▶ **Problem description**
Each line below either holds the string "osimertinib" or doesn't. Count those that do and give only the number.

▶ **Given data**
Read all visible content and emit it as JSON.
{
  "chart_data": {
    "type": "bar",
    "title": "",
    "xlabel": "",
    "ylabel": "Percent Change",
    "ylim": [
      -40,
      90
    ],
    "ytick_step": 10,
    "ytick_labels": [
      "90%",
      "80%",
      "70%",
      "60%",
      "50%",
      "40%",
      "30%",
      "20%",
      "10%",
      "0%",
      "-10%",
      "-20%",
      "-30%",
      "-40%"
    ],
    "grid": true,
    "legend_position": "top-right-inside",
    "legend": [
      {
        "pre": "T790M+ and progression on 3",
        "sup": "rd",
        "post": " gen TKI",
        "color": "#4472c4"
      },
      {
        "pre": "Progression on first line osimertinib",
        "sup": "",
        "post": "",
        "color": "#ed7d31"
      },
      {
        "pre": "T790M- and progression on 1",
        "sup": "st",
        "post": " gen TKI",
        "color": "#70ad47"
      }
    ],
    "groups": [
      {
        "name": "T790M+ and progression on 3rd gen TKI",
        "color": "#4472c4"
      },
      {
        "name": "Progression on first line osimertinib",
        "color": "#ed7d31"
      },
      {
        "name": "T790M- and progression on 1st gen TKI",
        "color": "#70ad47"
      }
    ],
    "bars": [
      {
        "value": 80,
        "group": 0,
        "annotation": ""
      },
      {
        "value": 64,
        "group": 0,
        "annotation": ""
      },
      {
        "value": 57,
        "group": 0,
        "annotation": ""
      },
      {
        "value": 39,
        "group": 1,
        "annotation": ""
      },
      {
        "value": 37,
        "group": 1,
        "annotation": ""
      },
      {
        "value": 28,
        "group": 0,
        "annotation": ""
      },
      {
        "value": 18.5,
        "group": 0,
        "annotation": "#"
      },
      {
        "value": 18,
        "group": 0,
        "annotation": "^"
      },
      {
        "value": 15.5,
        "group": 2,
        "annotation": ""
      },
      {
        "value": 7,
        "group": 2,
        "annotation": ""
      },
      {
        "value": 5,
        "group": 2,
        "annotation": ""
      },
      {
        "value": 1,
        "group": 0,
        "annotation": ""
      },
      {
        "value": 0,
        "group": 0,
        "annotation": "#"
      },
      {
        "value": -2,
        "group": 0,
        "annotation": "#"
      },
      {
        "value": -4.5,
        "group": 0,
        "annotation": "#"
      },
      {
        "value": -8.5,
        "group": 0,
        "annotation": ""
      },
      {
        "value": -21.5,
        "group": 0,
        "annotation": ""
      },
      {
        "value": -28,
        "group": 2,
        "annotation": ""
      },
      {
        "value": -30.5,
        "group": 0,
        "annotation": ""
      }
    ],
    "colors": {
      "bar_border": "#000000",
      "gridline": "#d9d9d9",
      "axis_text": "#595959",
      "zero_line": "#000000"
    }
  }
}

▶ **Written response**
2